WHAT YOU SHOULD DO>
This exercise asks for the entries to be repeated exactly, without their images.

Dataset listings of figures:
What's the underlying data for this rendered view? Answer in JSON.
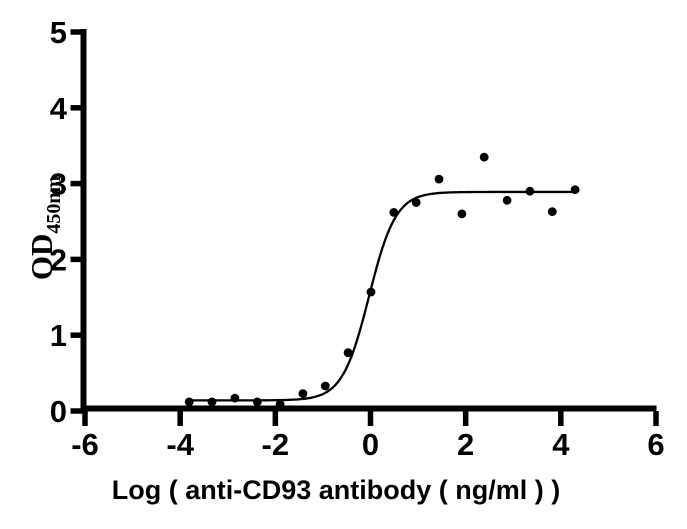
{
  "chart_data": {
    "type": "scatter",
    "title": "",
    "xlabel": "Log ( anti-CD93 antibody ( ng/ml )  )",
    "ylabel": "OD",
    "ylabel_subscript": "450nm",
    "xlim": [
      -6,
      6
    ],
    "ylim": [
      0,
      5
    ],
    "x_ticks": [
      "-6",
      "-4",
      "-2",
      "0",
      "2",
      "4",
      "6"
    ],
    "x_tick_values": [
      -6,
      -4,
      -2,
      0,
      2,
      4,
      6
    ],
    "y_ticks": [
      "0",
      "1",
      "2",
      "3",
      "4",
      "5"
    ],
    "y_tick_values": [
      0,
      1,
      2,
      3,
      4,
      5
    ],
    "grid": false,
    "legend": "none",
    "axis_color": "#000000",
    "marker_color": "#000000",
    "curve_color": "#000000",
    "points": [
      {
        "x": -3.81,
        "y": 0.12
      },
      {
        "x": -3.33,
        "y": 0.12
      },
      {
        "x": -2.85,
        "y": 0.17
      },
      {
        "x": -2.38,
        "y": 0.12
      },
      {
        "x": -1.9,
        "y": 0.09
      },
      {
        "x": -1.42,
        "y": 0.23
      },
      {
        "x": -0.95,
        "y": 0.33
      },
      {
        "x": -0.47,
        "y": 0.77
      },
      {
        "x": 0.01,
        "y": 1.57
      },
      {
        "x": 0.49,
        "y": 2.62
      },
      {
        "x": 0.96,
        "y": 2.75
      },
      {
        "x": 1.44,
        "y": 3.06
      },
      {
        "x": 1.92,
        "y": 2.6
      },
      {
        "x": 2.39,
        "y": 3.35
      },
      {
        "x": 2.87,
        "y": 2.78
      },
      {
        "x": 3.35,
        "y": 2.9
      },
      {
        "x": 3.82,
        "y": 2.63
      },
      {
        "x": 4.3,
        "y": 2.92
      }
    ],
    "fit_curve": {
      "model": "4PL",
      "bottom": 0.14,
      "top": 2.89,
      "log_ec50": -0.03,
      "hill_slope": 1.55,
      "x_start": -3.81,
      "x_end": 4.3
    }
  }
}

RESULT OF THE TASK>
What's the underlying data for this rendered view? Answer in JSON.
{
  "chart_data": {
    "type": "scatter",
    "title": "",
    "xlabel": "Log ( anti-CD93 antibody ( ng/ml )  )",
    "ylabel": "OD",
    "ylabel_subscript": "450nm",
    "xlim": [
      -6,
      6
    ],
    "ylim": [
      0,
      5
    ],
    "x_ticks": [
      "-6",
      "-4",
      "-2",
      "0",
      "2",
      "4",
      "6"
    ],
    "x_tick_values": [
      -6,
      -4,
      -2,
      0,
      2,
      4,
      6
    ],
    "y_ticks": [
      "0",
      "1",
      "2",
      "3",
      "4",
      "5"
    ],
    "y_tick_values": [
      0,
      1,
      2,
      3,
      4,
      5
    ],
    "grid": false,
    "legend": "none",
    "axis_color": "#000000",
    "marker_color": "#000000",
    "curve_color": "#000000",
    "points": [
      {
        "x": -3.81,
        "y": 0.12
      },
      {
        "x": -3.33,
        "y": 0.12
      },
      {
        "x": -2.85,
        "y": 0.17
      },
      {
        "x": -2.38,
        "y": 0.12
      },
      {
        "x": -1.9,
        "y": 0.09
      },
      {
        "x": -1.42,
        "y": 0.23
      },
      {
        "x": -0.95,
        "y": 0.33
      },
      {
        "x": -0.47,
        "y": 0.77
      },
      {
        "x": 0.01,
        "y": 1.57
      },
      {
        "x": 0.49,
        "y": 2.62
      },
      {
        "x": 0.96,
        "y": 2.75
      },
      {
        "x": 1.44,
        "y": 3.06
      },
      {
        "x": 1.92,
        "y": 2.6
      },
      {
        "x": 2.39,
        "y": 3.35
      },
      {
        "x": 2.87,
        "y": 2.78
      },
      {
        "x": 3.35,
        "y": 2.9
      },
      {
        "x": 3.82,
        "y": 2.63
      },
      {
        "x": 4.3,
        "y": 2.92
      }
    ],
    "fit_curve": {
      "model": "4PL",
      "bottom": 0.14,
      "top": 2.89,
      "log_ec50": -0.03,
      "hill_slope": 1.55,
      "x_start": -3.81,
      "x_end": 4.3
    }
  }
}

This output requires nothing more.